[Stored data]
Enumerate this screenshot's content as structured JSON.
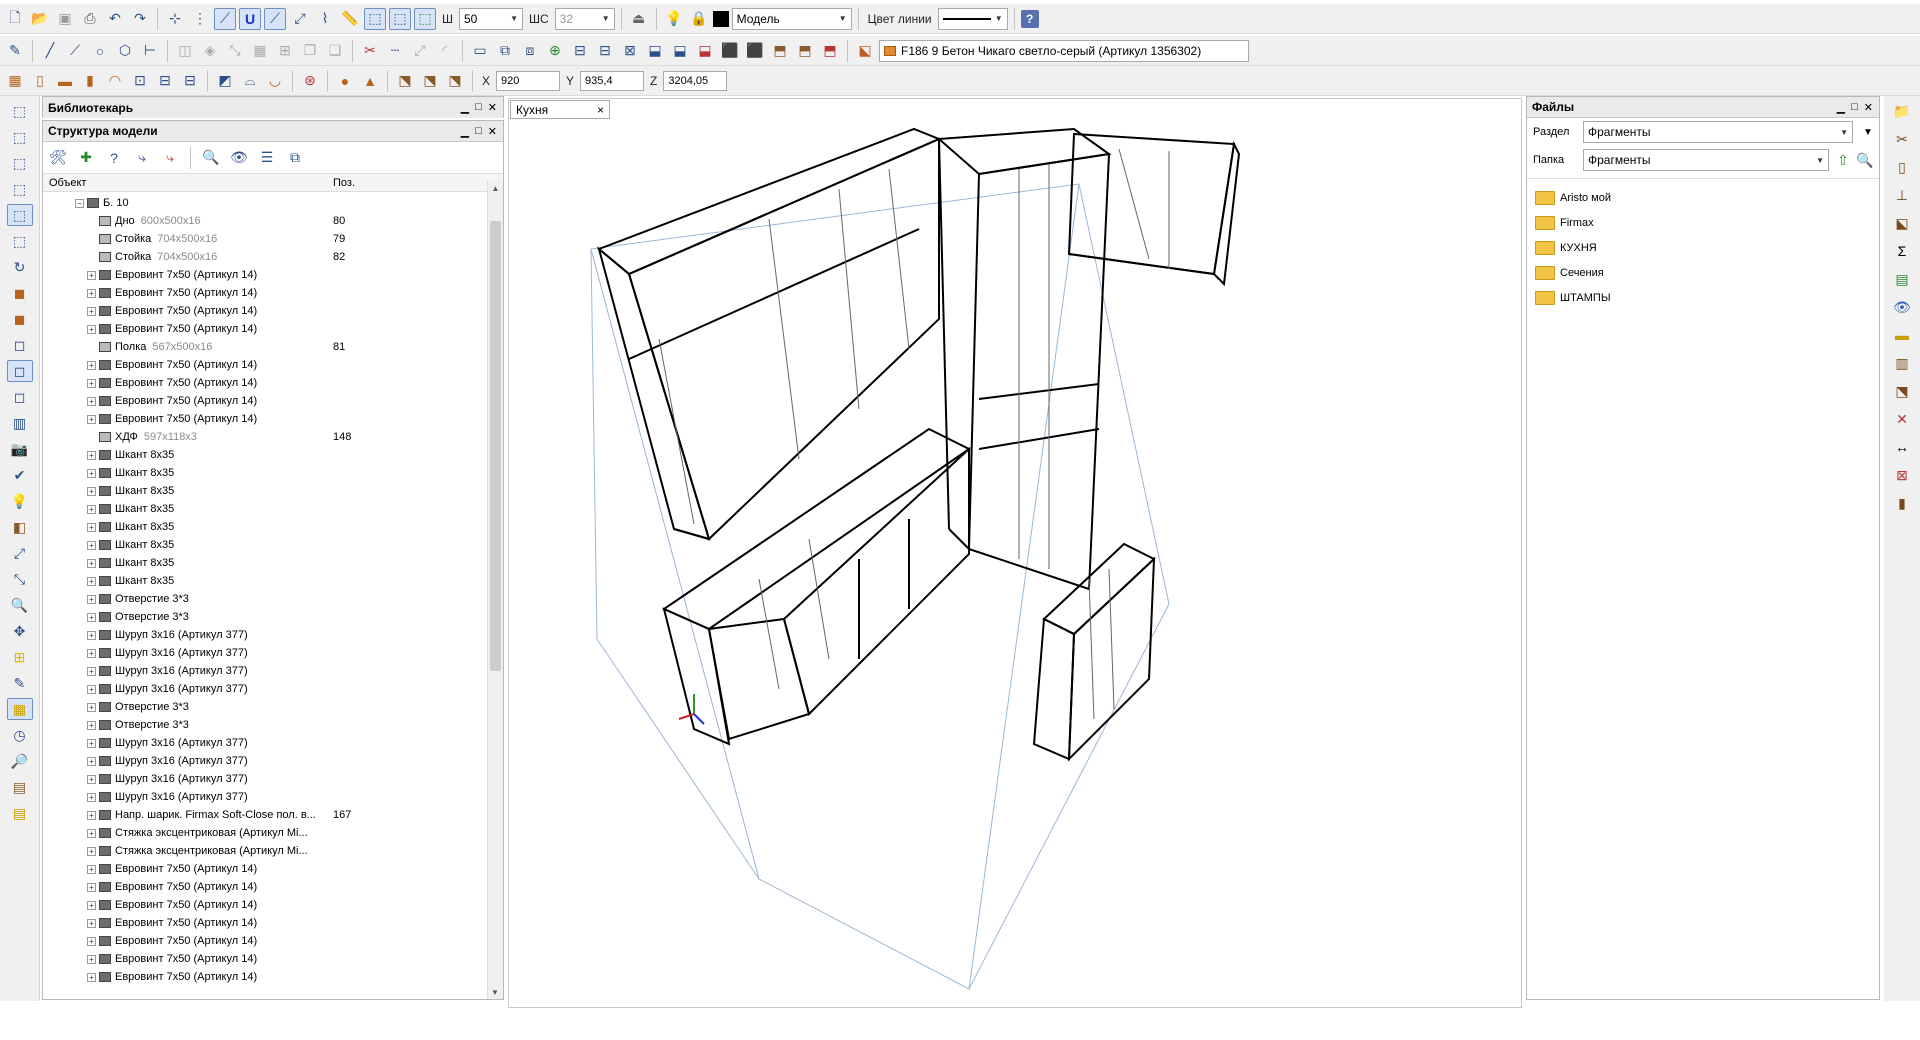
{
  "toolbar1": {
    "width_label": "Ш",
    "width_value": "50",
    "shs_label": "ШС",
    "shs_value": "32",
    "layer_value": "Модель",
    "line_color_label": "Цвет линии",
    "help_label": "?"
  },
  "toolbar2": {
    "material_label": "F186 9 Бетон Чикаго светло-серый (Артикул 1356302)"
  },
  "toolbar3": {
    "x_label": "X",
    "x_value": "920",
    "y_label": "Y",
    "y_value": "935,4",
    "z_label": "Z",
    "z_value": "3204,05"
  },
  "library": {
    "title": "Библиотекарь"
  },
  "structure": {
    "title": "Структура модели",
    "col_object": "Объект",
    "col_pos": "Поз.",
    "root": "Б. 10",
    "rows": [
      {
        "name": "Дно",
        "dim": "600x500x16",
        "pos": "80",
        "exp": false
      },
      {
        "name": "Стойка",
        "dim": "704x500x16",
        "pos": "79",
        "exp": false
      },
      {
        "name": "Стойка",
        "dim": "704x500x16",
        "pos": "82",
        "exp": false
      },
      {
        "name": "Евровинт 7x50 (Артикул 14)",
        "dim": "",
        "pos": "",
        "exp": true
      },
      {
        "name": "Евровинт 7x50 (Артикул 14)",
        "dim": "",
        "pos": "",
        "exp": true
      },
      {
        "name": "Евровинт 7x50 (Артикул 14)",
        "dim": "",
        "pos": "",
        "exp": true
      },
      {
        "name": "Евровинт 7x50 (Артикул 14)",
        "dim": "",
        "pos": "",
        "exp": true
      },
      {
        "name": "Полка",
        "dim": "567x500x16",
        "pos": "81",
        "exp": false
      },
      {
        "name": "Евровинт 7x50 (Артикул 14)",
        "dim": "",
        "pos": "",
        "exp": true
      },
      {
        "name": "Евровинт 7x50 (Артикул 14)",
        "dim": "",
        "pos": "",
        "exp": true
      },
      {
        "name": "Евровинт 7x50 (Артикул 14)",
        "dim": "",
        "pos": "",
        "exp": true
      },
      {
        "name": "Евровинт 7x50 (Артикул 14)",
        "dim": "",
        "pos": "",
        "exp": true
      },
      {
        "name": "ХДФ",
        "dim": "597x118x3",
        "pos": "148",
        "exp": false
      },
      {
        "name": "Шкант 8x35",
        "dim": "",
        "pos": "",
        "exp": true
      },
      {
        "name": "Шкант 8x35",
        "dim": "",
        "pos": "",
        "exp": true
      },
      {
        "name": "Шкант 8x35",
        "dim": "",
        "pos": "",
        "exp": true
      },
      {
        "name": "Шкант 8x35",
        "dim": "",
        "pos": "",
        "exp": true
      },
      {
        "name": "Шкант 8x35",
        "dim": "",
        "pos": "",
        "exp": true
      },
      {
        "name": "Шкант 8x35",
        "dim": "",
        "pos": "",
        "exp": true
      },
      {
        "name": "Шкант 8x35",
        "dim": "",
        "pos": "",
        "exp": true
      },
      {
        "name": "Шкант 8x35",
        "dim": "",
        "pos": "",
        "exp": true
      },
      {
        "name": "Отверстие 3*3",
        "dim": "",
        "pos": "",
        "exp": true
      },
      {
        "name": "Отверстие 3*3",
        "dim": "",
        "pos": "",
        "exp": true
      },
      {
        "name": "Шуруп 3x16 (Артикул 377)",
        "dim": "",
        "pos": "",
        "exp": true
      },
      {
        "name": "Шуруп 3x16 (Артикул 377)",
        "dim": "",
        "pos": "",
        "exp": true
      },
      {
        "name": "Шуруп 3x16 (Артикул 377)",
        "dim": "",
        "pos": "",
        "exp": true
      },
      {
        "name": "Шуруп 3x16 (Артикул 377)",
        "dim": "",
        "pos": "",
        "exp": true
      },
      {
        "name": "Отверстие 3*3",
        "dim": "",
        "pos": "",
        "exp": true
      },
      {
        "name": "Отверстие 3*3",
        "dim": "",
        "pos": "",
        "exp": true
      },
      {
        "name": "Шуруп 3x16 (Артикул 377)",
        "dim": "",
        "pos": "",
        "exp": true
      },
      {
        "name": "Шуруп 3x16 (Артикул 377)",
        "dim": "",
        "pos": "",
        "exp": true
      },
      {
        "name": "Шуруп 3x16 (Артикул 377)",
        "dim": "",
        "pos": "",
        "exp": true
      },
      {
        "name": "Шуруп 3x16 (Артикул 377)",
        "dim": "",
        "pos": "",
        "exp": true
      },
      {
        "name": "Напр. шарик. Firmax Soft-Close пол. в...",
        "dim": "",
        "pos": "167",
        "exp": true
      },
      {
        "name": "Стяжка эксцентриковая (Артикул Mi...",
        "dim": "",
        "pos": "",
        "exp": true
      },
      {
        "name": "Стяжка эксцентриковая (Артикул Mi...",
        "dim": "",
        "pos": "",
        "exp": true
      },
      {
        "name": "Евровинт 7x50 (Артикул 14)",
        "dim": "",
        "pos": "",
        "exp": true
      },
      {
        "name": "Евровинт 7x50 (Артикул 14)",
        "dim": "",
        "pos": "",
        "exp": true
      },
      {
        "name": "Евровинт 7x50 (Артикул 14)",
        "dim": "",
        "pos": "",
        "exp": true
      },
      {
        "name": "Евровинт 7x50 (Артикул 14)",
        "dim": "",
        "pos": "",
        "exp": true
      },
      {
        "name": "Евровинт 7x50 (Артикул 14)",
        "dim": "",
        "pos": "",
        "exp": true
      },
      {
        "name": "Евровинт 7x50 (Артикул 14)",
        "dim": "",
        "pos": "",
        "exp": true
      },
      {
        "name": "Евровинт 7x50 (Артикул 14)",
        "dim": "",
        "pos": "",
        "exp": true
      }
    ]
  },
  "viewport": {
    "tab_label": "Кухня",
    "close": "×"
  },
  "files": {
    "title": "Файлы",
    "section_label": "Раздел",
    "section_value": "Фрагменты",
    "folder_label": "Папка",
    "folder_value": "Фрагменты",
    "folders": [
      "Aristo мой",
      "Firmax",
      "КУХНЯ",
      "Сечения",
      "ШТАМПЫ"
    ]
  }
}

[JOB]
Search the records for the word "Firmax" and copy every line where it occurs.

[SOLUTION FOR THIS TASK]
        "name": "Напр. шарик. Firmax Soft-Close пол. в...",
      "Firmax",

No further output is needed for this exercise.